#### [Material to process]
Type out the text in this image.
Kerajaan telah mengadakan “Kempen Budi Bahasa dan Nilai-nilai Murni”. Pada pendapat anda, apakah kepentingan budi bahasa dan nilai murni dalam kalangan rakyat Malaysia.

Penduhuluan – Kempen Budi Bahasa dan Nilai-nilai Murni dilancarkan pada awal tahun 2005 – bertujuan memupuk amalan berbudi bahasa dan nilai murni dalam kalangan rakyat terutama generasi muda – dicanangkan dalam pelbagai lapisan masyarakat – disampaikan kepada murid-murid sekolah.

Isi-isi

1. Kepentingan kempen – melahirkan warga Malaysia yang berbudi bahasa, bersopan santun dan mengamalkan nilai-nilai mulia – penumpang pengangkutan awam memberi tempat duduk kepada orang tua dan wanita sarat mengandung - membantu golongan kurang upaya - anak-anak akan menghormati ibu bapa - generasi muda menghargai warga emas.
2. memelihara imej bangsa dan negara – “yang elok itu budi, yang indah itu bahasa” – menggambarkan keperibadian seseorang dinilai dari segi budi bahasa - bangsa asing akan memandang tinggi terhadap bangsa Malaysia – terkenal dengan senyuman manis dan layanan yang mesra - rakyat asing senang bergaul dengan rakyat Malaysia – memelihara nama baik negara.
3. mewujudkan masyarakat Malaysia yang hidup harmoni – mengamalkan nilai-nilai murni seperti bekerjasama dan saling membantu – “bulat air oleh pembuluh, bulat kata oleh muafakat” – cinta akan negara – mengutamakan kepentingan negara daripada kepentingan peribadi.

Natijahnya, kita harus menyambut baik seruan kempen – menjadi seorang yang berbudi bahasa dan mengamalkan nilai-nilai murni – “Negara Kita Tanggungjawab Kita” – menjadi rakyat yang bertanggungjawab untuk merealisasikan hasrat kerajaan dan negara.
---
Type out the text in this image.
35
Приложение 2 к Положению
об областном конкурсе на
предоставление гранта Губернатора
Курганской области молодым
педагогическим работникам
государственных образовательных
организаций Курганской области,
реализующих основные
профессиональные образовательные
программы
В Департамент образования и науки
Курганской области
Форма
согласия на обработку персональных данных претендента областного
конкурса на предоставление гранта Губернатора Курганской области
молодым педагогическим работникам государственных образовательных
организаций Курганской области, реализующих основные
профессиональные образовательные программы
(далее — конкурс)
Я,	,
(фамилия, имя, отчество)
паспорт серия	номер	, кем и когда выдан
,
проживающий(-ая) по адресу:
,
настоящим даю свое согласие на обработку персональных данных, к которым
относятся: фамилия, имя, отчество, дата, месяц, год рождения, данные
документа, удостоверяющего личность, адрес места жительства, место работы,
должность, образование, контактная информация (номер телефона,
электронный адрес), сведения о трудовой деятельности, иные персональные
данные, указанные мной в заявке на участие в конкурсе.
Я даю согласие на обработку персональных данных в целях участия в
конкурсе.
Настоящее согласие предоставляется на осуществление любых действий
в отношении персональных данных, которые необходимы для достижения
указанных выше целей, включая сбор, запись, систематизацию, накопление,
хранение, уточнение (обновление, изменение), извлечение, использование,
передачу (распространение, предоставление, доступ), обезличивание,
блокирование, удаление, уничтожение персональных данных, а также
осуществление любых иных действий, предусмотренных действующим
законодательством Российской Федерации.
...
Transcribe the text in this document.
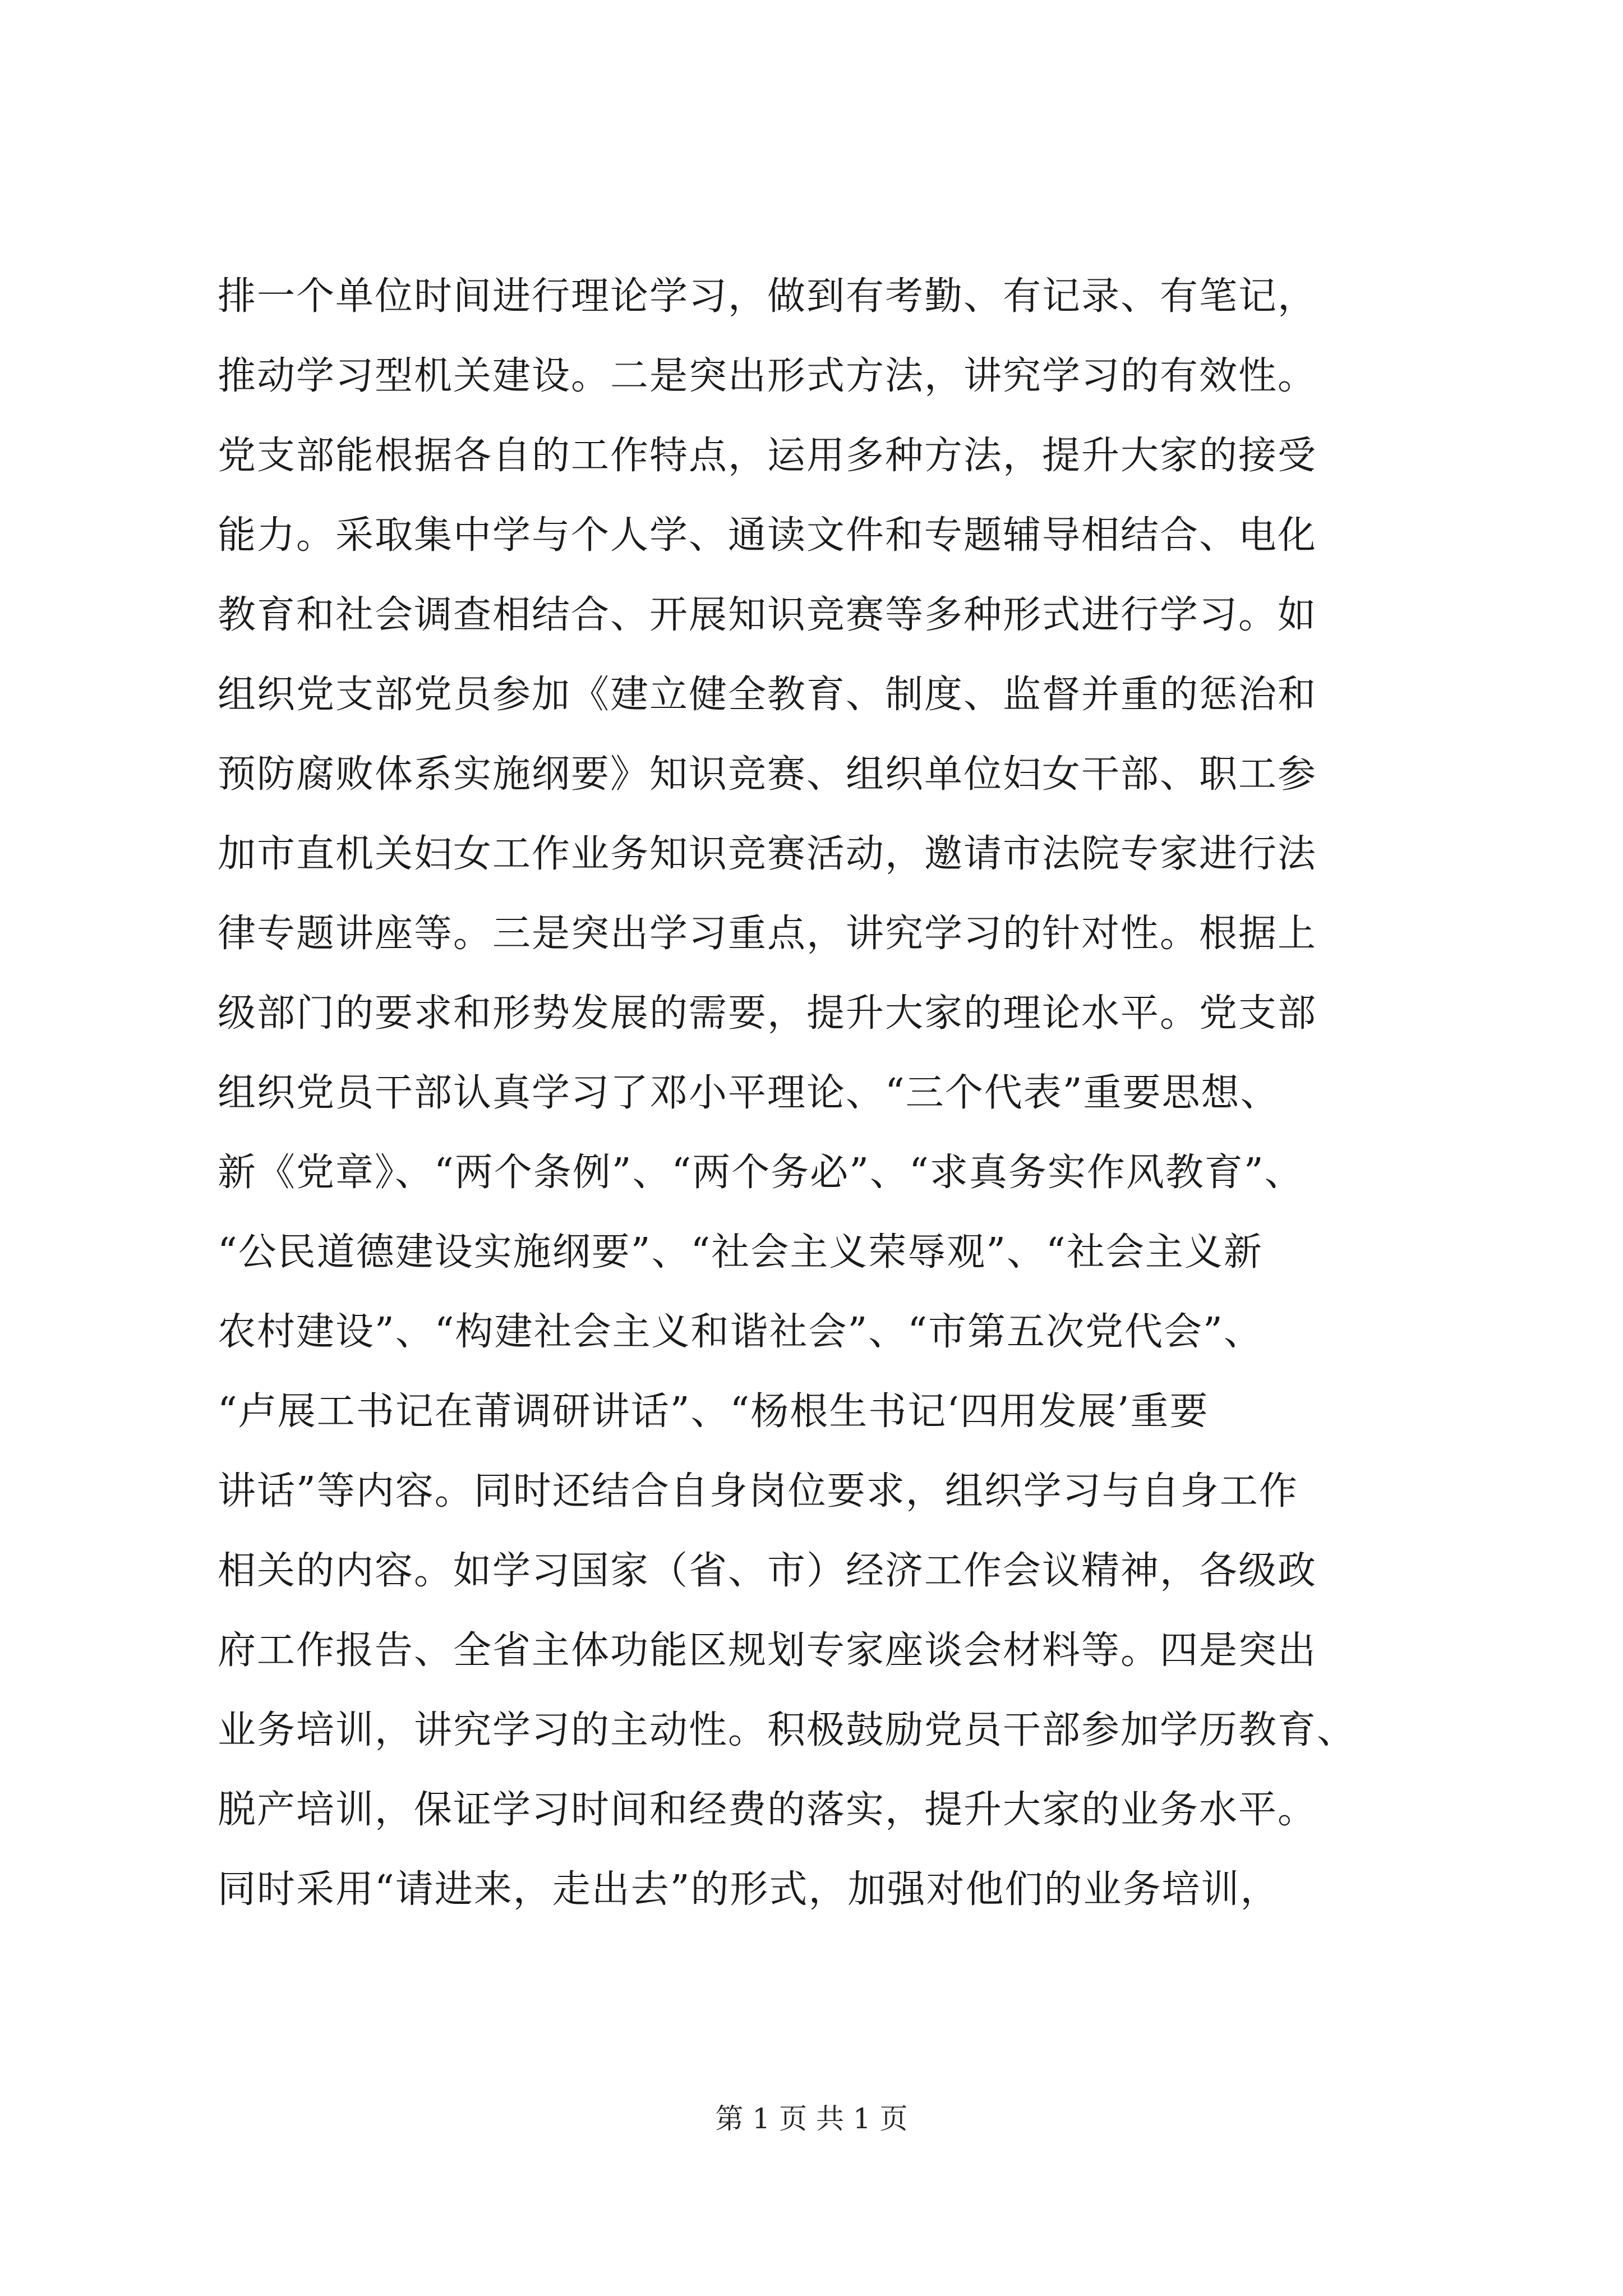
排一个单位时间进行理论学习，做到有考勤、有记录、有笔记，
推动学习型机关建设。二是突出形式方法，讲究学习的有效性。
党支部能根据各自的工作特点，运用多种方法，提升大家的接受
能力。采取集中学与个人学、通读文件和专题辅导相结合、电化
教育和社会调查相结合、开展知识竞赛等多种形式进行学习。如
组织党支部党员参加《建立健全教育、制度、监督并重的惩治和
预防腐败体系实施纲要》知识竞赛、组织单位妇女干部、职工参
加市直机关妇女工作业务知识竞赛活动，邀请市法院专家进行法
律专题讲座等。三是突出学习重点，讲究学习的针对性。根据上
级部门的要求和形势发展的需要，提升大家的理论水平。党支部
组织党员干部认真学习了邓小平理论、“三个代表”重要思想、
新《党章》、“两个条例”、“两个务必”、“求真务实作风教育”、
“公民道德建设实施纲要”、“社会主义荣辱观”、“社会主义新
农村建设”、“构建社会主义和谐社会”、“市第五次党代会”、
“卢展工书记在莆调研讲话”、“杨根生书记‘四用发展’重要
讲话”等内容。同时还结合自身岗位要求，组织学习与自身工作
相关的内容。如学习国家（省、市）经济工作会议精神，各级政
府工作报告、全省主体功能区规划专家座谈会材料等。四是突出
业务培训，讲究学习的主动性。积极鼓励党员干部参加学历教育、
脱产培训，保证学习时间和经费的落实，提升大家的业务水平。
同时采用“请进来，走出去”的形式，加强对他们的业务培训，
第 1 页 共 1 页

#### [What is required]
Each line in the data that holds the string "образовательные" should be found and copied.

#### [Written reply]
профессиональные образовательные
профессиональные образовательные программы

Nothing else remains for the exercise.